Seek out every line containing the word "اللغات", and copy each.

----- Extracted entries

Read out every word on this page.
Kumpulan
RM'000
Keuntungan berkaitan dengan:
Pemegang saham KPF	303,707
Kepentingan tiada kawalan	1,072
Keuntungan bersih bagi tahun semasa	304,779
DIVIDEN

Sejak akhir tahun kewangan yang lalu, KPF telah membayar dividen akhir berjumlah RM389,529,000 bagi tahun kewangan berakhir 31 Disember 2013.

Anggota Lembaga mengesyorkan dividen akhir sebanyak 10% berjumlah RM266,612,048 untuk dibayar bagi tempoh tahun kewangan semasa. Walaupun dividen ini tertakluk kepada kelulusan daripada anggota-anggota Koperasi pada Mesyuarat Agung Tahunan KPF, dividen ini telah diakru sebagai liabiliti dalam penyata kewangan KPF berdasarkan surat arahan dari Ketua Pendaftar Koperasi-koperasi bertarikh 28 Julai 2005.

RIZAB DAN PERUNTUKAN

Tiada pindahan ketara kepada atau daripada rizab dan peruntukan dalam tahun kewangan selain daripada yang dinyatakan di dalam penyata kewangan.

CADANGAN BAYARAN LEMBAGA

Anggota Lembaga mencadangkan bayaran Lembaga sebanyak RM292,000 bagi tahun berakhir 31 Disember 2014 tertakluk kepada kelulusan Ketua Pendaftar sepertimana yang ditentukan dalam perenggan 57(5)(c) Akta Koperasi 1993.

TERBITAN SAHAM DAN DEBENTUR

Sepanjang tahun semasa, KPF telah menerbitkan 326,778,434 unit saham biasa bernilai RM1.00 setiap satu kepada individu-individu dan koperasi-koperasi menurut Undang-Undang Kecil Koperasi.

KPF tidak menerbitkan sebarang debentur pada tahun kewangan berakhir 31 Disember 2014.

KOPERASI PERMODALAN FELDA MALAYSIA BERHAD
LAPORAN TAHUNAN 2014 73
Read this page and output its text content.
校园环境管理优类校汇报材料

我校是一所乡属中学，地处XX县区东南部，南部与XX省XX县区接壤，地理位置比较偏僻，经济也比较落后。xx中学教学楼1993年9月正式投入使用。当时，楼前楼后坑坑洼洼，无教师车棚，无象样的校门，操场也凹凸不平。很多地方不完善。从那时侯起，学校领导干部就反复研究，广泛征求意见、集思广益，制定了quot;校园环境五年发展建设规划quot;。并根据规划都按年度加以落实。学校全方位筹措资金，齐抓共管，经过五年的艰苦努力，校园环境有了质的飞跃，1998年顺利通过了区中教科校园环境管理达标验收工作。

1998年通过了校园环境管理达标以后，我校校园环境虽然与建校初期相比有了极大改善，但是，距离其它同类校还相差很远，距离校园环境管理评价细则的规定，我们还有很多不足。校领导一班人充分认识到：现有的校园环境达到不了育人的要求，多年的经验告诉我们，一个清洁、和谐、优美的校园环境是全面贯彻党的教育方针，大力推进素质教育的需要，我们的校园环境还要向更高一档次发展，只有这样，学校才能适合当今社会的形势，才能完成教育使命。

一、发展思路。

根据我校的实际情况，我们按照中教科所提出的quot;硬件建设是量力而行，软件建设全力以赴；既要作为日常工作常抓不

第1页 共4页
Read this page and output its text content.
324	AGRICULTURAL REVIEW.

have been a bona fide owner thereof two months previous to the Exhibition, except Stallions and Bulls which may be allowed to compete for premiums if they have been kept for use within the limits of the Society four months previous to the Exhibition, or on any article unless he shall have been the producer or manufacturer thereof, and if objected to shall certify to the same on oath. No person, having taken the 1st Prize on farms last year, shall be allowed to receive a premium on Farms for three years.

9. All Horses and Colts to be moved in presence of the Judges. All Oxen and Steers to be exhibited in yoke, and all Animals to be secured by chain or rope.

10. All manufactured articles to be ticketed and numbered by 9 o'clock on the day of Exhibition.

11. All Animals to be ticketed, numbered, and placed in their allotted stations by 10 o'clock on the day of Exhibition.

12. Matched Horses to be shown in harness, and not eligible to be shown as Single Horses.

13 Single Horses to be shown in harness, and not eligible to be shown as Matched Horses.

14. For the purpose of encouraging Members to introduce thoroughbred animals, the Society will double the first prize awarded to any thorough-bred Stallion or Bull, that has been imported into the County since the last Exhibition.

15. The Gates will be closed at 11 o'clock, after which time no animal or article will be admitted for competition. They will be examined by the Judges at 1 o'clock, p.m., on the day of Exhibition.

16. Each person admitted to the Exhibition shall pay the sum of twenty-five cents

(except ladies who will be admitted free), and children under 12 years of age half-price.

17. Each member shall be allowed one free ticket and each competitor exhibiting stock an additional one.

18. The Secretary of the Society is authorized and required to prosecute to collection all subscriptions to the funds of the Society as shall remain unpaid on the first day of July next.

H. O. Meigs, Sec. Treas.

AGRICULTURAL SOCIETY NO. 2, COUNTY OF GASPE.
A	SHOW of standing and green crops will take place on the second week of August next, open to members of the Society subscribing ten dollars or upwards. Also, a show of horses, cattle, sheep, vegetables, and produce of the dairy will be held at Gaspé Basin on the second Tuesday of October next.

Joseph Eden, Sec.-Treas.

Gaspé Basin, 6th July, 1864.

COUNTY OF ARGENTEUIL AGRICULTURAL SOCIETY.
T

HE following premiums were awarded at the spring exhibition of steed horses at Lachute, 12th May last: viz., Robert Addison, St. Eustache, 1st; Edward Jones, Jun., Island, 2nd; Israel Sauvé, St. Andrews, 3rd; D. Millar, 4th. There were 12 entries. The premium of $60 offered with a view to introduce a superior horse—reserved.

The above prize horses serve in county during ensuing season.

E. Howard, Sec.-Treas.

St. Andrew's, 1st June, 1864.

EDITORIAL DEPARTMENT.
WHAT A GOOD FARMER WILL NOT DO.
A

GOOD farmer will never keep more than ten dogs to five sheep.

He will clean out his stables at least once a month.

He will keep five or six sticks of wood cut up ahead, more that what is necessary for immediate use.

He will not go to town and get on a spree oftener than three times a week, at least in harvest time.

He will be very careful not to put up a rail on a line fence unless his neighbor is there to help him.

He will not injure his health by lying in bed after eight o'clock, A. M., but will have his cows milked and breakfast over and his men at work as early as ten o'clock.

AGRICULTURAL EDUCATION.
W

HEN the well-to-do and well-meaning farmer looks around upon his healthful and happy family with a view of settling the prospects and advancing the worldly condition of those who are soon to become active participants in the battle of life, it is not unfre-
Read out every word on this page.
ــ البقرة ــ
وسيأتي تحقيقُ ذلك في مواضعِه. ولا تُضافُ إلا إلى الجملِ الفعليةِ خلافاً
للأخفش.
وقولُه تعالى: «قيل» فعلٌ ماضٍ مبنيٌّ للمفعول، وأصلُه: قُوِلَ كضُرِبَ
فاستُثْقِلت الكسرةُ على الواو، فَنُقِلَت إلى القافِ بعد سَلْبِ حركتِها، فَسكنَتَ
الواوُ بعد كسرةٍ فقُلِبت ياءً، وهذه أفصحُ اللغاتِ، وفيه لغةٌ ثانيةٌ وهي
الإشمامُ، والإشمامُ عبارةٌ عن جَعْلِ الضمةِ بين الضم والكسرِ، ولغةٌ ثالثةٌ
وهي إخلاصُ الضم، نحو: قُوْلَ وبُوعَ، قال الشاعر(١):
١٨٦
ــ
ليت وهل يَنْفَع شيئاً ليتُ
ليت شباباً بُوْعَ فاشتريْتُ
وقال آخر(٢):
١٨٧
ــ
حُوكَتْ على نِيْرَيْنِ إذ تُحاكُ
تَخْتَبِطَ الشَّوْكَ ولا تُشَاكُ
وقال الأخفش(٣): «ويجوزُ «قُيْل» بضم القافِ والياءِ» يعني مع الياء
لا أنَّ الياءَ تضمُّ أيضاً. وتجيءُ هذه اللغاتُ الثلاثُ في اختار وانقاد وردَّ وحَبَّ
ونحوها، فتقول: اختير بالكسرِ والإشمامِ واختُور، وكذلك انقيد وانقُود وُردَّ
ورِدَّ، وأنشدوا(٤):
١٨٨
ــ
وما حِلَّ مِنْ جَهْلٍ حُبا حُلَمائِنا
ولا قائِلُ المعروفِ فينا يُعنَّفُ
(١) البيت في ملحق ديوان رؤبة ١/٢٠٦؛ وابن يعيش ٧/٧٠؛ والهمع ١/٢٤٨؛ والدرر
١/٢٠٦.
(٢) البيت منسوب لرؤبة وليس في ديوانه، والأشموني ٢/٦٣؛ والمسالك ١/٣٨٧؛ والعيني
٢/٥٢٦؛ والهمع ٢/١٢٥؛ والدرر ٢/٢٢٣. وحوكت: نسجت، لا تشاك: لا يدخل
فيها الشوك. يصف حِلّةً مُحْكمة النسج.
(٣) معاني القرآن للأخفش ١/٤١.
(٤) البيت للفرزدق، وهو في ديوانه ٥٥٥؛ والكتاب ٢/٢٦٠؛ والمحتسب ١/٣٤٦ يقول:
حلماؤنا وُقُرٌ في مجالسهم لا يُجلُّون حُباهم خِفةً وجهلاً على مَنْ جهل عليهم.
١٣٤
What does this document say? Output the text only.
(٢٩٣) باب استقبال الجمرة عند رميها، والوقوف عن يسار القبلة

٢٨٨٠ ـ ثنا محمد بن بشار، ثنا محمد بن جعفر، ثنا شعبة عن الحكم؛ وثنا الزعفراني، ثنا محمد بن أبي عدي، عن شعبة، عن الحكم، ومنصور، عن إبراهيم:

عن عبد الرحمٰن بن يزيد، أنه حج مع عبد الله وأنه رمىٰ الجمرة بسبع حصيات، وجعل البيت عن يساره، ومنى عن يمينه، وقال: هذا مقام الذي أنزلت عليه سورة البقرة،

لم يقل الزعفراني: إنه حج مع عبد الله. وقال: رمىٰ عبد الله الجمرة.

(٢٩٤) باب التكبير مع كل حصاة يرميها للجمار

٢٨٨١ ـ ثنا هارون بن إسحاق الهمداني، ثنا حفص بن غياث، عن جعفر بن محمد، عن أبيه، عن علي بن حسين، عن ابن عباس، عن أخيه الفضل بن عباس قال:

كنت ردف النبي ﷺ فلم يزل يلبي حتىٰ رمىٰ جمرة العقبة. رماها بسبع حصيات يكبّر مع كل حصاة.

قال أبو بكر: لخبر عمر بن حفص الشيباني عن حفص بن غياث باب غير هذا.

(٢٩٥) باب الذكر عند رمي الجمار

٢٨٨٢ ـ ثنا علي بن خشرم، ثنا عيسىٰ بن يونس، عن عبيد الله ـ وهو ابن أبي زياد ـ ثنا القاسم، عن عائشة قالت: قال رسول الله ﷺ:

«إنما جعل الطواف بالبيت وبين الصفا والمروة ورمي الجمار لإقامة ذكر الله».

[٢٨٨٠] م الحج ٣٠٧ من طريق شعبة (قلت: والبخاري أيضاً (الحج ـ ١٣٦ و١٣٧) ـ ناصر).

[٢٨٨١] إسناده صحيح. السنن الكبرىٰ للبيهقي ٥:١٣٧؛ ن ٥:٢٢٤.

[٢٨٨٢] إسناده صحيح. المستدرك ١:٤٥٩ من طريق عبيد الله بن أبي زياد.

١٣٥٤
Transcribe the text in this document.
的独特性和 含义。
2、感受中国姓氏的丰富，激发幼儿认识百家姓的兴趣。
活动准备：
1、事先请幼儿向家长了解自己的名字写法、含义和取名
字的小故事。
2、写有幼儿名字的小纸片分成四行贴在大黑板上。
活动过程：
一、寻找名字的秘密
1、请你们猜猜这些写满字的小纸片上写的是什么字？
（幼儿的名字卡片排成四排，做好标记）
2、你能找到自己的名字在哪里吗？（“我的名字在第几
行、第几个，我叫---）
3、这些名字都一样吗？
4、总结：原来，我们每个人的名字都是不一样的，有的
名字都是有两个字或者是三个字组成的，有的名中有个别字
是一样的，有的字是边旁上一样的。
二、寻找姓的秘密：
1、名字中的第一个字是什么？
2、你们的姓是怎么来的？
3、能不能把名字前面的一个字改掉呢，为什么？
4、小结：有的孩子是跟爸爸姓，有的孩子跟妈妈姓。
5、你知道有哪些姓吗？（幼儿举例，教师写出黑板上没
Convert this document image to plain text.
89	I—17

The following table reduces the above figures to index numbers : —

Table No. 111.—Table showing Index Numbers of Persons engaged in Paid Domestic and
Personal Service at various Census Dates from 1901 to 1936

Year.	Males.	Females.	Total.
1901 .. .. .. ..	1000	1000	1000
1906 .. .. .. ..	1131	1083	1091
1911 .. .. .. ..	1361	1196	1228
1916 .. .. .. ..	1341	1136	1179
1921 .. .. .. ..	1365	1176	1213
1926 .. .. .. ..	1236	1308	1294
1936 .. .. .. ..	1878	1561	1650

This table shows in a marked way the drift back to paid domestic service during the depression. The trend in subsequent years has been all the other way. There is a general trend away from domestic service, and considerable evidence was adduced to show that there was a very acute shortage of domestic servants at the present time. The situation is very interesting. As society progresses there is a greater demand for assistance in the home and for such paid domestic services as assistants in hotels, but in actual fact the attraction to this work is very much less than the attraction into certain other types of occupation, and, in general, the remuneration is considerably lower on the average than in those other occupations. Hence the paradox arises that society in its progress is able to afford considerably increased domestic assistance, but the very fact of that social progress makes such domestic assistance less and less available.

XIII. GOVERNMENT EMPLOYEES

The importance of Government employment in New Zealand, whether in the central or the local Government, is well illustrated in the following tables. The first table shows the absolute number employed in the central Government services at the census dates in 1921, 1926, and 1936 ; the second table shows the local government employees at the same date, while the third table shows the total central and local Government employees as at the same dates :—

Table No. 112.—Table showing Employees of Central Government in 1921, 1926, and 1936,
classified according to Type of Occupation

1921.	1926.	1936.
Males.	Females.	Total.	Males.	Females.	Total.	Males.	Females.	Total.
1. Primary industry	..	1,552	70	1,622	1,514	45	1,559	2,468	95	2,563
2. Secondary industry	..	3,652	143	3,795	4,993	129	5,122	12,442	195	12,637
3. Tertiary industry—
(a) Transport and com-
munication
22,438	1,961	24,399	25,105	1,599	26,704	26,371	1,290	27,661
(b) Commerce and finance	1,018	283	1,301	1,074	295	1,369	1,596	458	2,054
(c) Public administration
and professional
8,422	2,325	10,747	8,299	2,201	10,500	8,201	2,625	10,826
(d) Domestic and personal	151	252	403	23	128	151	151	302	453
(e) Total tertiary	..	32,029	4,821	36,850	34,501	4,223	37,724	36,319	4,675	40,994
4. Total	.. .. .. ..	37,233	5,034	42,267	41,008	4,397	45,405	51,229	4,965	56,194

----------

- Result of the task
الواوُ بعد كسرةٍ فقُلِبت ياءً، وهذه أفصحُ اللغاتِ، وفيه لغةٌ ثانيةٌ وهي
لا أنَّ الياءَ تضمُّ أيضاً. وتجيءُ هذه اللغاتُ الثلاثُ في اختار وانقاد وردَّ وحَبَّ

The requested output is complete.